**Goal:** Return all the data, word for word.

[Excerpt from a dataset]
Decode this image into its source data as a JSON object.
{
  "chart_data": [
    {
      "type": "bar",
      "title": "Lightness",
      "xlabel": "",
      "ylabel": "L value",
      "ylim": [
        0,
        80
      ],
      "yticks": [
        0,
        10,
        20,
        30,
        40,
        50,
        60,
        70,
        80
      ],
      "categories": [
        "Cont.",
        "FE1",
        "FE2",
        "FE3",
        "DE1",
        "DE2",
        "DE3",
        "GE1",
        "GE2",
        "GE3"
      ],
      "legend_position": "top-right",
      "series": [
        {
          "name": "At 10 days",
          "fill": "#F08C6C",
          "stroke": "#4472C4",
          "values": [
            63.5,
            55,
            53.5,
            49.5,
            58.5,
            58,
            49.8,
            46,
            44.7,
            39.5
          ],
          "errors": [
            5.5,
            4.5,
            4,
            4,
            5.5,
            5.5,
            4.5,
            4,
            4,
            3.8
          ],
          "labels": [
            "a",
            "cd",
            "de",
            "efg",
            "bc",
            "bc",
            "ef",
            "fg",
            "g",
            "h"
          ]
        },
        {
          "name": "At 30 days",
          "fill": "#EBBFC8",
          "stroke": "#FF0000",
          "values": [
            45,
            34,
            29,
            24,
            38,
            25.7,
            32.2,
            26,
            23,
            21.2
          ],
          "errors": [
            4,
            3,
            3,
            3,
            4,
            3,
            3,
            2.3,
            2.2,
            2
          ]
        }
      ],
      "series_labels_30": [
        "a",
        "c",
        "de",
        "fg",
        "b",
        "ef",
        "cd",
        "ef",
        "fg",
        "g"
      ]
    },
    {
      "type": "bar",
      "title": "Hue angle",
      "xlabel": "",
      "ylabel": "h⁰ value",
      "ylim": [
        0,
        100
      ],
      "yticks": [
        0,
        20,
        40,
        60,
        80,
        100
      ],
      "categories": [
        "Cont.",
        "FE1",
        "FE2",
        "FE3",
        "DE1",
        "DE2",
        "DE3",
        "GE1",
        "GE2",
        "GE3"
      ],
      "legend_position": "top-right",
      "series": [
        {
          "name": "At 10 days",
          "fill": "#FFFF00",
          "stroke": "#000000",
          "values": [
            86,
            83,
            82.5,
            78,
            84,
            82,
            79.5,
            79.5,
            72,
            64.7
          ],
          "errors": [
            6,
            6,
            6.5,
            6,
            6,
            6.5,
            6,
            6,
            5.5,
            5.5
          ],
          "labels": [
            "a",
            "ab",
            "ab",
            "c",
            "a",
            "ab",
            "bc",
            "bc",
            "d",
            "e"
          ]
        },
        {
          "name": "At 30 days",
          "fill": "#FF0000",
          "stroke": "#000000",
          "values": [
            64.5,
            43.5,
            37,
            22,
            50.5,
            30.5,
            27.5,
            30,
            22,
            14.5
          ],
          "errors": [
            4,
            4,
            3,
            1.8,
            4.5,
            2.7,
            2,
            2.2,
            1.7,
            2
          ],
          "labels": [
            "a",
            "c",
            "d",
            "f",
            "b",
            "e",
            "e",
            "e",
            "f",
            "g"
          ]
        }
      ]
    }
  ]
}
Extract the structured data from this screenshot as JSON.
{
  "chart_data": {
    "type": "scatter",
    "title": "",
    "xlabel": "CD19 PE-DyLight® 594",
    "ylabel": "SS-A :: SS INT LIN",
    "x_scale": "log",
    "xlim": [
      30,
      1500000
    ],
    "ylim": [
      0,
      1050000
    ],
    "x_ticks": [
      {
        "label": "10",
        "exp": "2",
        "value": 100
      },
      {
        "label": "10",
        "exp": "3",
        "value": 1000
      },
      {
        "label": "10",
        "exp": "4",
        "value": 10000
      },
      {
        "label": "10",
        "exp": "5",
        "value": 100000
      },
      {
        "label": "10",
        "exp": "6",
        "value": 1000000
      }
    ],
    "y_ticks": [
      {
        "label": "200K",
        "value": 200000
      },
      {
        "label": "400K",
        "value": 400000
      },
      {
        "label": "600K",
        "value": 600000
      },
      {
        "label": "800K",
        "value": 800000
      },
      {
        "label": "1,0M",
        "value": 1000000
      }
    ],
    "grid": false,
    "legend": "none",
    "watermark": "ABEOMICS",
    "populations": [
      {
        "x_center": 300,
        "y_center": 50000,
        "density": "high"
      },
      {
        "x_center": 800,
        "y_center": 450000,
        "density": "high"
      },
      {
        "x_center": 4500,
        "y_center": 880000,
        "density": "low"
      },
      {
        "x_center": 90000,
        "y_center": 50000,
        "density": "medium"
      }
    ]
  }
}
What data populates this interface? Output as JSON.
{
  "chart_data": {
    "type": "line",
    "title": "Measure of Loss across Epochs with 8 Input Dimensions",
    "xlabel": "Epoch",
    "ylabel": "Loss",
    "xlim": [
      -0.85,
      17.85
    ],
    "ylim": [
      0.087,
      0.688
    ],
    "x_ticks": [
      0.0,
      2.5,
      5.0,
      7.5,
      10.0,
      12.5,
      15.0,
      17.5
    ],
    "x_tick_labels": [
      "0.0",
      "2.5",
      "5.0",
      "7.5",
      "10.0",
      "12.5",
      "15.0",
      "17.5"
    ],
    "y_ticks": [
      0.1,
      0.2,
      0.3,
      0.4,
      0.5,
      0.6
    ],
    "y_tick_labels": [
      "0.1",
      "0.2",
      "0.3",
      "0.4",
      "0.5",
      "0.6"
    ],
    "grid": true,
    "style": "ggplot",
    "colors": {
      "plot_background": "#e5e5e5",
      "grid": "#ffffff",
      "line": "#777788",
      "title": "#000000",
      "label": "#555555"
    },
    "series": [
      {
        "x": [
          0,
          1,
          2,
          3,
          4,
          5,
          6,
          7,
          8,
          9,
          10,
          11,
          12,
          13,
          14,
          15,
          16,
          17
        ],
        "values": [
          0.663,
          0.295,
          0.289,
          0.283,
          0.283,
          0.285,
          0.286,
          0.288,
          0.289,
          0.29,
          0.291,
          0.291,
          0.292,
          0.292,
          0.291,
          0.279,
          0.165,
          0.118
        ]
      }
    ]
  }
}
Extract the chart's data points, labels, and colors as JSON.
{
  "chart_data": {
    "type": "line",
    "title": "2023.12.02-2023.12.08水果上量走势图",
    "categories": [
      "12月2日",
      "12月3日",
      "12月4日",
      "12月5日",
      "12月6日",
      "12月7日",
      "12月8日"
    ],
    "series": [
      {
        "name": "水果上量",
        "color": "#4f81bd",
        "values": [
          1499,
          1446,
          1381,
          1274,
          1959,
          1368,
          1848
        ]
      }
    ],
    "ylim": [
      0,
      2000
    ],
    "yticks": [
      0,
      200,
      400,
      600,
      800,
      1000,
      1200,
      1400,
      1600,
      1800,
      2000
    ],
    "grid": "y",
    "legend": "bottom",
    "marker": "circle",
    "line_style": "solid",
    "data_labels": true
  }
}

**Expected output:**
Decode this image into its source data as a JSON object.
{
  "chart_data": [
    {
      "type": "bar",
      "title": "Lightness",
      "xlabel": "",
      "ylabel": "L value",
      "ylim": [
        0,
        80
      ],
      "yticks": [
        0,
        10,
        20,
        30,
        40,
        50,
        60,
        70,
        80
      ],
      "categories": [
        "Cont.",
        "FE1",
        "FE2",
        "FE3",
        "DE1",
        "DE2",
        "DE3",
        "GE1",
        "GE2",
        "GE3"
      ],
      "legend_position": "top-right",
      "series": [
        {
          "name": "At 10 days",
          "fill": "#F08C6C",
          "stroke": "#4472C4",
          "values": [
            63.5,
            55,
            53.5,
            49.5,
            58.5,
            58,
            49.8,
            46,
            44.7,
            39.5
          ],
          "errors": [
            5.5,
            4.5,
            4,
            4,
            5.5,
            5.5,
            4.5,
            4,
            4,
            3.8
          ],
          "labels": [
            "a",
            "cd",
            "de",
            "efg",
            "bc",
            "bc",
            "ef",
            "fg",
            "g",
            "h"
          ]
        },
        {
          "name": "At 30 days",
          "fill": "#EBBFC8",
          "stroke": "#FF0000",
          "values": [
            45,
            34,
            29,
            24,
            38,
            25.7,
            32.2,
            26,
            23,
            21.2
          ],
          "errors": [
            4,
            3,
            3,
            3,
            4,
            3,
            3,
            2.3,
            2.2,
            2
          ]
        }
      ],
      "series_labels_30": [
        "a",
        "c",
        "de",
        "fg",
        "b",
        "ef",
        "cd",
        "ef",
        "fg",
        "g"
      ]
    },
    {
      "type": "bar",
      "title": "Hue angle",
      "xlabel": "",
      "ylabel": "h⁰ value",
      "ylim": [
        0,
        100
      ],
      "yticks": [
        0,
        20,
        40,
        60,
        80,
        100
      ],
      "categories": [
        "Cont.",
        "FE1",
        "FE2",
        "FE3",
        "DE1",
        "DE2",
        "DE3",
        "GE1",
        "GE2",
        "GE3"
      ],
      "legend_position": "top-right",
      "series": [
        {
          "name": "At 10 days",
          "fill": "#FFFF00",
          "stroke": "#000000",
          "values": [
            86,
            83,
            82.5,
            78,
            84,
            82,
            79.5,
            79.5,
            72,
            64.7
          ],
          "errors": [
            6,
            6,
            6.5,
            6,
            6,
            6.5,
            6,
            6,
            5.5,
            5.5
          ],
          "labels": [
            "a",
            "ab",
            "ab",
            "c",
            "a",
            "ab",
            "bc",
            "bc",
            "d",
            "e"
          ]
        },
        {
          "name": "At 30 days",
          "fill": "#FF0000",
          "stroke": "#000000",
          "values": [
            64.5,
            43.5,
            37,
            22,
            50.5,
            30.5,
            27.5,
            30,
            22,
            14.5
          ],
          "errors": [
            4,
            4,
            3,
            1.8,
            4.5,
            2.7,
            2,
            2.2,
            1.7,
            2
          ],
          "labels": [
            "a",
            "c",
            "d",
            "f",
            "b",
            "e",
            "e",
            "e",
            "f",
            "g"
          ]
        }
      ]
    }
  ]
}
Extract the structured data from this screenshot as JSON.
{
  "chart_data": {
    "type": "scatter",
    "title": "",
    "xlabel": "CD19 PE-DyLight® 594",
    "ylabel": "SS-A :: SS INT LIN",
    "x_scale": "log",
    "xlim": [
      30,
      1500000
    ],
    "ylim": [
      0,
      1050000
    ],
    "x_ticks": [
      {
        "label": "10",
        "exp": "2",
        "value": 100
      },
      {
        "label": "10",
        "exp": "3",
        "value": 1000
      },
      {
        "label": "10",
        "exp": "4",
        "value": 10000
      },
      {
        "label": "10",
        "exp": "5",
        "value": 100000
      },
      {
        "label": "10",
        "exp": "6",
        "value": 1000000
      }
    ],
    "y_ticks": [
      {
        "label": "200K",
        "value": 200000
      },
      {
        "label": "400K",
        "value": 400000
      },
      {
        "label": "600K",
        "value": 600000
      },
      {
        "label": "800K",
        "value": 800000
      },
      {
        "label": "1,0M",
        "value": 1000000
      }
    ],
    "grid": false,
    "legend": "none",
    "watermark": "ABEOMICS",
    "populations": [
      {
        "x_center": 300,
        "y_center": 50000,
        "density": "high"
      },
      {
        "x_center": 800,
        "y_center": 450000,
        "density": "high"
      },
      {
        "x_center": 4500,
        "y_center": 880000,
        "density": "low"
      },
      {
        "x_center": 90000,
        "y_center": 50000,
        "density": "medium"
      }
    ]
  }
}
What data populates this interface? Output as JSON.
{
  "chart_data": {
    "type": "line",
    "title": "Measure of Loss across Epochs with 8 Input Dimensions",
    "xlabel": "Epoch",
    "ylabel": "Loss",
    "xlim": [
      -0.85,
      17.85
    ],
    "ylim": [
      0.087,
      0.688
    ],
    "x_ticks": [
      0.0,
      2.5,
      5.0,
      7.5,
      10.0,
      12.5,
      15.0,
      17.5
    ],
    "x_tick_labels": [
      "0.0",
      "2.5",
      "5.0",
      "7.5",
      "10.0",
      "12.5",
      "15.0",
      "17.5"
    ],
    "y_ticks": [
      0.1,
      0.2,
      0.3,
      0.4,
      0.5,
      0.6
    ],
    "y_tick_labels": [
      "0.1",
      "0.2",
      "0.3",
      "0.4",
      "0.5",
      "0.6"
    ],
    "grid": true,
    "style": "ggplot",
    "colors": {
      "plot_background": "#e5e5e5",
      "grid": "#ffffff",
      "line": "#777788",
      "title": "#000000",
      "label": "#555555"
    },
    "series": [
      {
        "x": [
          0,
          1,
          2,
          3,
          4,
          5,
          6,
          7,
          8,
          9,
          10,
          11,
          12,
          13,
          14,
          15,
          16,
          17
        ],
        "values": [
          0.663,
          0.295,
          0.289,
          0.283,
          0.283,
          0.285,
          0.286,
          0.288,
          0.289,
          0.29,
          0.291,
          0.291,
          0.292,
          0.292,
          0.291,
          0.279,
          0.165,
          0.118
        ]
      }
    ]
  }
}
Extract the chart's data points, labels, and colors as JSON.
{
  "chart_data": {
    "type": "line",
    "title": "2023.12.02-2023.12.08水果上量走势图",
    "categories": [
      "12月2日",
      "12月3日",
      "12月4日",
      "12月5日",
      "12月6日",
      "12月7日",
      "12月8日"
    ],
    "series": [
      {
        "name": "水果上量",
        "color": "#4f81bd",
        "values": [
          1499,
          1446,
          1381,
          1274,
          1959,
          1368,
          1848
        ]
      }
    ],
    "ylim": [
      0,
      2000
    ],
    "yticks": [
      0,
      200,
      400,
      600,
      800,
      1000,
      1200,
      1400,
      1600,
      1800,
      2000
    ],
    "grid": "y",
    "legend": "bottom",
    "marker": "circle",
    "line_style": "solid",
    "data_labels": true
  }
}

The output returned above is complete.